> PAGE TEXT
━━━━━━━━

You could be forgiven if you forgot all about Kodak. I had. Wikipedia says that, as of this writing, the company still has a bit over 6,000 employees. The company had to sell off a lot of its assets in 2012, and managed to make it out of Chapter 11 in September of 2013.
The company started way back in 1880, when George Eastman started manufacturing dry plates. It grew into film and then added cameras and eventually became a company that sold you a camera, the film and the developing.
And then they built the first digital camera. They owned the intellectual property on the technology.
They didn't care. They were early, and thought it was going to be a bust.
Kodak was married to the “paper and chemicals” (film development) business… their most profitable division, while the R&D on digital cameras was a cost center.
They saw the digital world coming on, but were convinced that digital cameras wouldn’t have traction outside of the professional market.
They certainly had the expertise to design and build consumer digital cameras -- Kodak actually built the Apple QuickTake (see photo), generally considered the world’s first consumer digital camera.
He would later write in Bold (co-written with Steven Kotler) that Kodak didn't take into account Moore's Law — which predicts the acceleration of processing speed — or the convalescence of other technology that would not only make digital photography viable, it would all but eliminate the film processing market.
In a city of 100,000 people (not big but definitely not nothing) and an art school, I know of one place to get film developed on-site. Anyone else who offers film developing sends it off for processing.
Probably to Kodak.
"Don’t be tied to your history," Diamandis goes on to write in his blog post, outlining a series of don'ts to help avoid your business being disrupted. More importantly, though, he offers tips for disrupting your own business, the way Kodak had the rare opportunity to do.

━━━━━━━━

[Element and coordinate records]
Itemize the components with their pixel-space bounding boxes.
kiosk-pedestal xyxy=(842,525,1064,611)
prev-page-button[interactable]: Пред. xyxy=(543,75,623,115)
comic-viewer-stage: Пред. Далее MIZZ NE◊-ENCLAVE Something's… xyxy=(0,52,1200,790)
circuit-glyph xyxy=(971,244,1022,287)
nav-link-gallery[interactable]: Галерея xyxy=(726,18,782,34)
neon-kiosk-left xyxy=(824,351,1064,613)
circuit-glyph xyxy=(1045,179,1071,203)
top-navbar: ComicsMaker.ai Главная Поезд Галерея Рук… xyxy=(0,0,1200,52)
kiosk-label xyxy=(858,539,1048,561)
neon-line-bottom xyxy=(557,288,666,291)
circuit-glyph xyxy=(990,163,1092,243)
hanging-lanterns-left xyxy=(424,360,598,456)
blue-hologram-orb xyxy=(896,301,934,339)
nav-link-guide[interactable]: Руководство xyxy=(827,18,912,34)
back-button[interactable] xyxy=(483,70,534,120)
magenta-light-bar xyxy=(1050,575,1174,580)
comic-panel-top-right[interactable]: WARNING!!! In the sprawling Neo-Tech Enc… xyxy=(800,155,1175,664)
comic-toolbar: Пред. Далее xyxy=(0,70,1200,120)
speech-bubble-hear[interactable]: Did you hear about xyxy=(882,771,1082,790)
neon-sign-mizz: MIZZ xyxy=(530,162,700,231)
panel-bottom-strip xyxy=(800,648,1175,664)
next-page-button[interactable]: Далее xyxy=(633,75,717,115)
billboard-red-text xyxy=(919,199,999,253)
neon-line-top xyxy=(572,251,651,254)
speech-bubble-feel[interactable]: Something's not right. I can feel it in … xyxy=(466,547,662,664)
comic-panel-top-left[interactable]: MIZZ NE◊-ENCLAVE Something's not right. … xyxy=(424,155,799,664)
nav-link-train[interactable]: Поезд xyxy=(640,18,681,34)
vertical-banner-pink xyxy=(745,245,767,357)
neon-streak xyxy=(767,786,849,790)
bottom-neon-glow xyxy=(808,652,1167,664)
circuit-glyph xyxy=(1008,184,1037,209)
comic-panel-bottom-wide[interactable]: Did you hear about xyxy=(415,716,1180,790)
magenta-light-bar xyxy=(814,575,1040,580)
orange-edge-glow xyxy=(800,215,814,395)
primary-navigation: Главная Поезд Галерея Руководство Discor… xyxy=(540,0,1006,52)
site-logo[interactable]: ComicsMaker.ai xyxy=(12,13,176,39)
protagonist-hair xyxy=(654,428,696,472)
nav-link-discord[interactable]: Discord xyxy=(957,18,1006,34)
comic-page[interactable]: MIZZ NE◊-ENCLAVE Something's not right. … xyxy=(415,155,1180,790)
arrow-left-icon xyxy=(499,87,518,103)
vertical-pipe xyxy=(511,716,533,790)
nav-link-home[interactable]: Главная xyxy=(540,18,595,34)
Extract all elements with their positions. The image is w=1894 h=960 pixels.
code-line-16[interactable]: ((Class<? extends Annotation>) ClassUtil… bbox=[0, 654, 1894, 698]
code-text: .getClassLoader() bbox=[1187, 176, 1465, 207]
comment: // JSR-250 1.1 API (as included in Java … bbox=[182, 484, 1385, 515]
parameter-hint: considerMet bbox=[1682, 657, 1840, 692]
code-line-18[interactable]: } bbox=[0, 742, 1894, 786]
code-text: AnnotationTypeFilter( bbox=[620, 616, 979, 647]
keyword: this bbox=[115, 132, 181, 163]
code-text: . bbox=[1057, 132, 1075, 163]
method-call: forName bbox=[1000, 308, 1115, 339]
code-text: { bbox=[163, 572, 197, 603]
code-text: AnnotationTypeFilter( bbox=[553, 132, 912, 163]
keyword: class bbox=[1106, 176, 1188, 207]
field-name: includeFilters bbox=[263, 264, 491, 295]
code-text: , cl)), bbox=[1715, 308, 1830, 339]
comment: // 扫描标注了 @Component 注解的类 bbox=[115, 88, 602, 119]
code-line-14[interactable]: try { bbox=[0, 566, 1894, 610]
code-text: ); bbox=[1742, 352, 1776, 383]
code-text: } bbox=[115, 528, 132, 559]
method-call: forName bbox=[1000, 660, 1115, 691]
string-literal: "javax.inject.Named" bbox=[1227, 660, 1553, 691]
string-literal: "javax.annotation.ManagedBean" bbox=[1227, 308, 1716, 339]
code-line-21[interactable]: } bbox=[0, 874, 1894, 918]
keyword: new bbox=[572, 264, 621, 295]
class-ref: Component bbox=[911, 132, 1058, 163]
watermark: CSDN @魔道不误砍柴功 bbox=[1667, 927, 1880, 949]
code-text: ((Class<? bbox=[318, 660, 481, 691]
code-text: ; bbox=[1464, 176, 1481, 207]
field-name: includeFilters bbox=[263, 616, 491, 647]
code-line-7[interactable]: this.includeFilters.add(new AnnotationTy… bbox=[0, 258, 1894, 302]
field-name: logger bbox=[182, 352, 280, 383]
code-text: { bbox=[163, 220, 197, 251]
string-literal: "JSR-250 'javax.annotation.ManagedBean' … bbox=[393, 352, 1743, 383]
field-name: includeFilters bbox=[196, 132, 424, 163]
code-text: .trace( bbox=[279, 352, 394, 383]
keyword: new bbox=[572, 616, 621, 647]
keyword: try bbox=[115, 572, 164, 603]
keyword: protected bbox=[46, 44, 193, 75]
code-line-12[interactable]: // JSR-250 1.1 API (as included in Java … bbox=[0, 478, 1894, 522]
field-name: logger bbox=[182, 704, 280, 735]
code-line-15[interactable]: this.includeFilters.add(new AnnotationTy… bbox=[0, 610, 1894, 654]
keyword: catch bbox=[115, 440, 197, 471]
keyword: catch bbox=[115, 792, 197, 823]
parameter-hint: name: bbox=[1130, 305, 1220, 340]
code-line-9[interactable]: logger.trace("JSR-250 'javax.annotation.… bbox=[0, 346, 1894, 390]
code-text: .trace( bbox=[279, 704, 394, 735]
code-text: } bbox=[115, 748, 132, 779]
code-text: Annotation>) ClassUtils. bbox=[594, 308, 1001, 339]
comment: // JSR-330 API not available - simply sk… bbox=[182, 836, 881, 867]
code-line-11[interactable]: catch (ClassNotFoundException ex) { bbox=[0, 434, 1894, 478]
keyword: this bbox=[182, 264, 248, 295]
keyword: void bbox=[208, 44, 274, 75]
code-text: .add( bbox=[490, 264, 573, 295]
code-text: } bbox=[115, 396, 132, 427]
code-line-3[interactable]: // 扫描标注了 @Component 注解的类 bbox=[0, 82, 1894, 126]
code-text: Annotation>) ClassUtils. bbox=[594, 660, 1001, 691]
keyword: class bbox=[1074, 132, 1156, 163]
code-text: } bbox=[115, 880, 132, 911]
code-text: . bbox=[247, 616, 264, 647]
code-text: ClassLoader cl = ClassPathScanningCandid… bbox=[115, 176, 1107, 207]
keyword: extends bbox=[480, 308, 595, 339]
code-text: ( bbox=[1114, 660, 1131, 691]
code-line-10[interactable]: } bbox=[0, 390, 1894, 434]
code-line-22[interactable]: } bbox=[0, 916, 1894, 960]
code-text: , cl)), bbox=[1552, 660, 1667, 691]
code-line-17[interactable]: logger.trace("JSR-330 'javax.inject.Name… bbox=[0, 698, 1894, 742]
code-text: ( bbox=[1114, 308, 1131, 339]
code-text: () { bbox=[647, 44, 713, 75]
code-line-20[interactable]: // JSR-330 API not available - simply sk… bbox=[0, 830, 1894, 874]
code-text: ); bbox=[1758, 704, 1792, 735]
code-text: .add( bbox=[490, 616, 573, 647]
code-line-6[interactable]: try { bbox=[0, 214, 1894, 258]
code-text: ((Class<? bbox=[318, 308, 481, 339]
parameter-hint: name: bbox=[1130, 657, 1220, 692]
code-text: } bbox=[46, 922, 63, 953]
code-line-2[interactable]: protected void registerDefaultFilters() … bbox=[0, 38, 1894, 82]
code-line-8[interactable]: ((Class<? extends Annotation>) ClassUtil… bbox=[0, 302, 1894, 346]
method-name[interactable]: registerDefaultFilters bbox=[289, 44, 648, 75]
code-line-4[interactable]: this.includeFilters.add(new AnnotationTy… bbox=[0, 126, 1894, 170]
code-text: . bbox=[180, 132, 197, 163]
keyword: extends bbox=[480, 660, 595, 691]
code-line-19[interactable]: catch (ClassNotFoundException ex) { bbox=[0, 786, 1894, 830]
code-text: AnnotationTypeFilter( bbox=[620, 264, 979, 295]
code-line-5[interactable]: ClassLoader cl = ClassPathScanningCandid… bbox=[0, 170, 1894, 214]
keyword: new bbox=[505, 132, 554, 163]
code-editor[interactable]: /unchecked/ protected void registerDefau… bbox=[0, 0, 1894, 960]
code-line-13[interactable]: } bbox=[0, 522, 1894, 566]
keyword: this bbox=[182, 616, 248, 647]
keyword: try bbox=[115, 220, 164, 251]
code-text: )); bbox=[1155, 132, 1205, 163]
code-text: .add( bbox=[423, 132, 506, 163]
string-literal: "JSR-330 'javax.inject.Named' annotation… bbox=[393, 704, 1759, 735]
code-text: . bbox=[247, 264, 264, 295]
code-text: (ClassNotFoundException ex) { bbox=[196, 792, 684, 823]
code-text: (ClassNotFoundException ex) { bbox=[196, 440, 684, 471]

━━━━━━━━

> EXERCISE 1
In the piece about Kodak, why did the company pass on digital cameras even though it owned the technology? Answer in one to three sentences.
> EXERCISE 2
The Kodak piece describes how the company's business grew, beginning in 1880. List each thing it made or sold along the way, in the order given.
> EXERCISE 3
Continue the Kodak piece from its last sentence.

> EXERCISE OUTPUT 1
Kodak thought digital cameras would be a bust and would not catch on outside the professional market. It was also tied to film development, its most profitable division, while digital camera research was only a cost center.

> EXERCISE OUTPUT 2
- Dry plates
- Film
- Cameras
- Developing

> EXERCISE OUTPUT 3
He suggests starting with adjacencies. If you make printers, look at ink. Look at what Apple did to the accessories market a couple of years ago, changing its charging sockets.
As you might imagine, if a blog post is full of great insight, a book that merely begins with the general premise of the insightful blog post must be something really worth reading, right?
Following are some of the more important takeaways, at least from my point of view.
As a business, grow exponentially. Use clear vision and big goals to motivate, and look toward major innovation. Here are some definitions and tips.
Exponential organizations spread exponentially through networks and are disproportionately large compared to the number of employees, while linear organizations have to add employees to add customers.
To think about this in action, consider, say, Facebook or Twitter. They can add a few hundred thousand customers and need to add a few people to technology support and security. If your local grocery store added a few hundred thousand customers, they'd need to add thousands of employees to help keep the shelves stocked and get people checked out.
Crowd-sourcing as much as possible can help an organization go exponential. Tim Ferriss talks about testing the title and subtitle of The Four-Hour Workweek on Google Ads, setting up unique URLs with "Under Construction" pages and seeing which title and subtitle combination drew the most visitors.
On the product side, Quirky calls for designers to submit products and the most popular ones wind up in their shop, with enough funding for fulfillment. It crowdsources product R&D while giving designers a place their stuff will get sold without having to deal with it themselves.
"Goal-setting is one of the easiest ways to increase motivation and enhance performance," he writes, noting that having goals increases performance and productivity 11-25 percent.
While having big goals is important to driving innovation — improving something 10 percent keeps you stuck with the same tools and limitations, he writes, while going for a 10 times improvement requires you to invent something — lining goals up with values can lead to some amazing work.
In 1943, the US Army charged Lockheed Martin with building something entirely new to help defeat the Germans, whose jet fleet was increasingly becoming a major threat in World War II.
Since improving existing technology only a little was not going to be a good strategy, Lockheed sent some engineers into isolation — where they would be uninfluenced both by the other work going on in the company and by distraction — and they created something brand new in a month.
They innovated and delivered a new jet months quicker than the Army even managed to get them a contract.
That project, the Skunk Works, still exists as an innovation team.
Gartner hype cycle.
The Gartner hype cycle details the commercial success arc of new innovations. It peaks early and then crashes, but then works its way back up.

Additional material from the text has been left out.